(Collection entries)
____________________

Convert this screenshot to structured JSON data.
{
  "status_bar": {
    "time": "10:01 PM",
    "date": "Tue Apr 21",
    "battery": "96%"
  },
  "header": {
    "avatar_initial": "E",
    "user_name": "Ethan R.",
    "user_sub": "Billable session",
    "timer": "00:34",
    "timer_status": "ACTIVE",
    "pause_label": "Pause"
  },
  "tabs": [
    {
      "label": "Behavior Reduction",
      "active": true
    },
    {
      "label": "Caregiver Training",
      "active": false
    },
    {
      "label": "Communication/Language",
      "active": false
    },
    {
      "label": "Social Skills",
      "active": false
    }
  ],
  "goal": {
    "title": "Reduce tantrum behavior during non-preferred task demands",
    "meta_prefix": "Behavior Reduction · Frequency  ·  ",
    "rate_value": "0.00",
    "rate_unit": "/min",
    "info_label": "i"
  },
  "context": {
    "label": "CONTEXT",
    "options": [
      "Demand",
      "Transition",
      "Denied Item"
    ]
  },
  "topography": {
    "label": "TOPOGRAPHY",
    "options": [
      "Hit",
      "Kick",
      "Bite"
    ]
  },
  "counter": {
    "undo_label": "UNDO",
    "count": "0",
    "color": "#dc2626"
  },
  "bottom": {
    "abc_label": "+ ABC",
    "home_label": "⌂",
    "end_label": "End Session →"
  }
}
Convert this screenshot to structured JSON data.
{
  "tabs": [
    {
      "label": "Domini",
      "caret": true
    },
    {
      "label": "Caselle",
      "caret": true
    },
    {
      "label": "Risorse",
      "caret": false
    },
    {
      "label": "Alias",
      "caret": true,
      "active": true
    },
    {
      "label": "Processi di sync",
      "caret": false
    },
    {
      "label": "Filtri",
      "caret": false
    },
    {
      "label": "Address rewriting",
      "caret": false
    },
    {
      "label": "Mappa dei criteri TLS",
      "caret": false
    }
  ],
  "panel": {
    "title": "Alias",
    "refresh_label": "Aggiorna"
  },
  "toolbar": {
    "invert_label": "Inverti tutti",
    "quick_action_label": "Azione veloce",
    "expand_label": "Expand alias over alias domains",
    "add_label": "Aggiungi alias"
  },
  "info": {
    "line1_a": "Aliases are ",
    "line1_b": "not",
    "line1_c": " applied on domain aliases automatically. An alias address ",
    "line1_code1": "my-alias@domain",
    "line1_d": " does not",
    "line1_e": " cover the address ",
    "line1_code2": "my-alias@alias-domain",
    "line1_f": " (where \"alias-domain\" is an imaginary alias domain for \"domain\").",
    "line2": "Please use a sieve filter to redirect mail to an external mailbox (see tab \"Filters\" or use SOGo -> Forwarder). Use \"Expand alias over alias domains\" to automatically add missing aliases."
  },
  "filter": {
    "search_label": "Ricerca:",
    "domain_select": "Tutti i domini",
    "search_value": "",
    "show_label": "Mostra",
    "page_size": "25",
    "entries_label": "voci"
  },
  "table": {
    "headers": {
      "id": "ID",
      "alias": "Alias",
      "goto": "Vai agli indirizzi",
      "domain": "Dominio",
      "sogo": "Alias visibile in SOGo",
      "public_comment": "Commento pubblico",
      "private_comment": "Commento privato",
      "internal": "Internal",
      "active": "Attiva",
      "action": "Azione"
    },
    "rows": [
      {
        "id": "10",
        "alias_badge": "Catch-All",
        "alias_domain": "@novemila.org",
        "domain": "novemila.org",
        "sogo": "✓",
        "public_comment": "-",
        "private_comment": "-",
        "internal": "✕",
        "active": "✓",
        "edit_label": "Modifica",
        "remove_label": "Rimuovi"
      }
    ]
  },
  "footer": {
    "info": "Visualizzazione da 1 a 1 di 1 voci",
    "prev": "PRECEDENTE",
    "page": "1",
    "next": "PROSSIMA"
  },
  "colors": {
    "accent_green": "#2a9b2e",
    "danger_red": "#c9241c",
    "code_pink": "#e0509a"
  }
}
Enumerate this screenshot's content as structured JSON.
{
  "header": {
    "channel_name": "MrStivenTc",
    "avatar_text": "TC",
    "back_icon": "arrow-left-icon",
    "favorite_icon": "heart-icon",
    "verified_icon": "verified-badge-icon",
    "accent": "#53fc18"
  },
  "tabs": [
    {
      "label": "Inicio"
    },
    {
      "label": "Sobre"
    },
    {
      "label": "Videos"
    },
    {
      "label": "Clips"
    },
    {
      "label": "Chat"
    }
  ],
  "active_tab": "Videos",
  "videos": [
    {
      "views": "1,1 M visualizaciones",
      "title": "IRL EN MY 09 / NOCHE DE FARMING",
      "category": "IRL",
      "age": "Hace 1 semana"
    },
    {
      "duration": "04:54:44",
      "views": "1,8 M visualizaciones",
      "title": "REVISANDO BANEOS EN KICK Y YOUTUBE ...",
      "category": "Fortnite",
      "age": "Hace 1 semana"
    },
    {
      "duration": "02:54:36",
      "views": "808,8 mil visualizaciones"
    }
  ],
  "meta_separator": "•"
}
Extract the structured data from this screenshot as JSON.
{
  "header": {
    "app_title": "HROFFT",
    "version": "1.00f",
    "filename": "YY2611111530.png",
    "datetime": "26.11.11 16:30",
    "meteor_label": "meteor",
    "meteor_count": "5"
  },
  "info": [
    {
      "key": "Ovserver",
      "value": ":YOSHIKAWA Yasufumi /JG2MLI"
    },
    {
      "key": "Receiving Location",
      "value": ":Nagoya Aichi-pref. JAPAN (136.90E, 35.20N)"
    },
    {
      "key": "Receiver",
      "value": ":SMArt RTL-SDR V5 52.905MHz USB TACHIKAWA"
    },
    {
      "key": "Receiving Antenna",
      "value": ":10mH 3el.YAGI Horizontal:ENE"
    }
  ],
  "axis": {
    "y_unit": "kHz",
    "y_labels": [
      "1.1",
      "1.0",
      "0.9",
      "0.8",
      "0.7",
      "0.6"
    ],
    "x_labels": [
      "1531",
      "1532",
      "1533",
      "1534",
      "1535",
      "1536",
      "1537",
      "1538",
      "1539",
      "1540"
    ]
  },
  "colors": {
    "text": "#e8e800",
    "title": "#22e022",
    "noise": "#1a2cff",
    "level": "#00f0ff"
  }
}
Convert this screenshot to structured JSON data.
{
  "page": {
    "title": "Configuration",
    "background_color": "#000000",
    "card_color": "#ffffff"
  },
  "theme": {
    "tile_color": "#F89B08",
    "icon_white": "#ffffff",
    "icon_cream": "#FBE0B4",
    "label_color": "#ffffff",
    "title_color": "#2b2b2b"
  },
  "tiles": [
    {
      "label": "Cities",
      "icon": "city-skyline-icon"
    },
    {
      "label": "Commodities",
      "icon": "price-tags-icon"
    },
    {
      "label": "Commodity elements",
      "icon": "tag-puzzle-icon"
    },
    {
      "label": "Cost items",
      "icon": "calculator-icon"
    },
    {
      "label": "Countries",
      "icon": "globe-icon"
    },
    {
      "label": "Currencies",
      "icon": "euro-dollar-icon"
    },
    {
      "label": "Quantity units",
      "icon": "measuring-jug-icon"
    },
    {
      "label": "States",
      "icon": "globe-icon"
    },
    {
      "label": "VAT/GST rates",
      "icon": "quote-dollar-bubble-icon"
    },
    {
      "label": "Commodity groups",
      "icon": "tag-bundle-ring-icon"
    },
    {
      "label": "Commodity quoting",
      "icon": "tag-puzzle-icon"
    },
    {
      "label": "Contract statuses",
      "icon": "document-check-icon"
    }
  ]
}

____________________

◆ **SET EXERCISE**:
Return every line exactly.

◆ **WRITTEN REPLY**:
Convert this screenshot to structured JSON data.
{
  "status_bar": {
    "time": "10:01 PM",
    "date": "Tue Apr 21",
    "battery": "96%"
  },
  "header": {
    "avatar_initial": "E",
    "user_name": "Ethan R.",
    "user_sub": "Billable session",
    "timer": "00:34",
    "timer_status": "ACTIVE",
    "pause_label": "Pause"
  },
  "tabs": [
    {
      "label": "Behavior Reduction",
      "active": true
    },
    {
      "label": "Caregiver Training",
      "active": false
    },
    {
      "label": "Communication/Language",
      "active": false
    },
    {
      "label": "Social Skills",
      "active": false
    }
  ],
  "goal": {
    "title": "Reduce tantrum behavior during non-preferred task demands",
    "meta_prefix": "Behavior Reduction · Frequency  ·  ",
    "rate_value": "0.00",
    "rate_unit": "/min",
    "info_label": "i"
  },
  "context": {
    "label": "CONTEXT",
    "options": [
      "Demand",
      "Transition",
      "Denied Item"
    ]
  },
  "topography": {
    "label": "TOPOGRAPHY",
    "options": [
      "Hit",
      "Kick",
      "Bite"
    ]
  },
  "counter": {
    "undo_label": "UNDO",
    "count": "0",
    "color": "#dc2626"
  },
  "bottom": {
    "abc_label": "+ ABC",
    "home_label": "⌂",
    "end_label": "End Session →"
  }
}
Convert this screenshot to structured JSON data.
{
  "tabs": [
    {
      "label": "Domini",
      "caret": true
    },
    {
      "label": "Caselle",
      "caret": true
    },
    {
      "label": "Risorse",
      "caret": false
    },
    {
      "label": "Alias",
      "caret": true,
      "active": true
    },
    {
      "label": "Processi di sync",
      "caret": false
    },
    {
      "label": "Filtri",
      "caret": false
    },
    {
      "label": "Address rewriting",
      "caret": false
    },
    {
      "label": "Mappa dei criteri TLS",
      "caret": false
    }
  ],
  "panel": {
    "title": "Alias",
    "refresh_label": "Aggiorna"
  },
  "toolbar": {
    "invert_label": "Inverti tutti",
    "quick_action_label": "Azione veloce",
    "expand_label": "Expand alias over alias domains",
    "add_label": "Aggiungi alias"
  },
  "info": {
    "line1_a": "Aliases are ",
    "line1_b": "not",
    "line1_c": " applied on domain aliases automatically. An alias address ",
    "line1_code1": "my-alias@domain",
    "line1_d": " does not",
    "line1_e": " cover the address ",
    "line1_code2": "my-alias@alias-domain",
    "line1_f": " (where \"alias-domain\" is an imaginary alias domain for \"domain\").",
    "line2": "Please use a sieve filter to redirect mail to an external mailbox (see tab \"Filters\" or use SOGo -> Forwarder). Use \"Expand alias over alias domains\" to automatically add missing aliases."
  },
  "filter": {
    "search_label": "Ricerca:",
    "domain_select": "Tutti i domini",
    "search_value": "",
    "show_label": "Mostra",
    "page_size": "25",
    "entries_label": "voci"
  },
  "table": {
    "headers": {
      "id": "ID",
      "alias": "Alias",
      "goto": "Vai agli indirizzi",
      "domain": "Dominio",
      "sogo": "Alias visibile in SOGo",
      "public_comment": "Commento pubblico",
      "private_comment": "Commento privato",
      "internal": "Internal",
      "active": "Attiva",
      "action": "Azione"
    },
    "rows": [
      {
        "id": "10",
        "alias_badge": "Catch-All",
        "alias_domain": "@novemila.org",
        "domain": "novemila.org",
        "sogo": "✓",
        "public_comment": "-",
        "private_comment": "-",
        "internal": "✕",
        "active": "✓",
        "edit_label": "Modifica",
        "remove_label": "Rimuovi"
      }
    ]
  },
  "footer": {
    "info": "Visualizzazione da 1 a 1 di 1 voci",
    "prev": "PRECEDENTE",
    "page": "1",
    "next": "PROSSIMA"
  },
  "colors": {
    "accent_green": "#2a9b2e",
    "danger_red": "#c9241c",
    "code_pink": "#e0509a"
  }
}
Enumerate this screenshot's content as structured JSON.
{
  "header": {
    "channel_name": "MrStivenTc",
    "avatar_text": "TC",
    "back_icon": "arrow-left-icon",
    "favorite_icon": "heart-icon",
    "verified_icon": "verified-badge-icon",
    "accent": "#53fc18"
  },
  "tabs": [
    {
      "label": "Inicio"
    },
    {
      "label": "Sobre"
    },
    {
      "label": "Videos"
    },
    {
      "label": "Clips"
    },
    {
      "label": "Chat"
    }
  ],
  "active_tab": "Videos",
  "videos": [
    {
      "views": "1,1 M visualizaciones",
      "title": "IRL EN MY 09 / NOCHE DE FARMING",
      "category": "IRL",
      "age": "Hace 1 semana"
    },
    {
      "duration": "04:54:44",
      "views": "1,8 M visualizaciones",
      "title": "REVISANDO BANEOS EN KICK Y YOUTUBE ...",
      "category": "Fortnite",
      "age": "Hace 1 semana"
    },
    {
      "duration": "02:54:36",
      "views": "808,8 mil visualizaciones"
    }
  ],
  "meta_separator": "•"
}
Extract the structured data from this screenshot as JSON.
{
  "header": {
    "app_title": "HROFFT",
    "version": "1.00f",
    "filename": "YY2611111530.png",
    "datetime": "26.11.11 16:30",
    "meteor_label": "meteor",
    "meteor_count": "5"
  },
  "info": [
    {
      "key": "Ovserver",
      "value": ":YOSHIKAWA Yasufumi /JG2MLI"
    },
    {
      "key": "Receiving Location",
      "value": ":Nagoya Aichi-pref. JAPAN (136.90E, 35.20N)"
    },
    {
      "key": "Receiver",
      "value": ":SMArt RTL-SDR V5 52.905MHz USB TACHIKAWA"
    },
    {
      "key": "Receiving Antenna",
      "value": ":10mH 3el.YAGI Horizontal:ENE"
    }
  ],
  "axis": {
    "y_unit": "kHz",
    "y_labels": [
      "1.1",
      "1.0",
      "0.9",
      "0.8",
      "0.7",
      "0.6"
    ],
    "x_labels": [
      "1531",
      "1532",
      "1533",
      "1534",
      "1535",
      "1536",
      "1537",
      "1538",
      "1539",
      "1540"
    ]
  },
  "colors": {
    "text": "#e8e800",
    "title": "#22e022",
    "noise": "#1a2cff",
    "level": "#00f0ff"
  }
}
Convert this screenshot to structured JSON data.
{
  "page": {
    "title": "Configuration",
    "background_color": "#000000",
    "card_color": "#ffffff"
  },
  "theme": {
    "tile_color": "#F89B08",
    "icon_white": "#ffffff",
    "icon_cream": "#FBE0B4",
    "label_color": "#ffffff",
    "title_color": "#2b2b2b"
  },
  "tiles": [
    {
      "label": "Cities",
      "icon": "city-skyline-icon"
    },
    {
      "label": "Commodities",
      "icon": "price-tags-icon"
    },
    {
      "label": "Commodity elements",
      "icon": "tag-puzzle-icon"
    },
    {
      "label": "Cost items",
      "icon": "calculator-icon"
    },
    {
      "label": "Countries",
      "icon": "globe-icon"
    },
    {
      "label": "Currencies",
      "icon": "euro-dollar-icon"
    },
    {
      "label": "Quantity units",
      "icon": "measuring-jug-icon"
    },
    {
      "label": "States",
      "icon": "globe-icon"
    },
    {
      "label": "VAT/GST rates",
      "icon": "quote-dollar-bubble-icon"
    },
    {
      "label": "Commodity groups",
      "icon": "tag-bundle-ring-icon"
    },
    {
      "label": "Commodity quoting",
      "icon": "tag-puzzle-icon"
    },
    {
      "label": "Contract statuses",
      "icon": "document-check-icon"
    }
  ]
}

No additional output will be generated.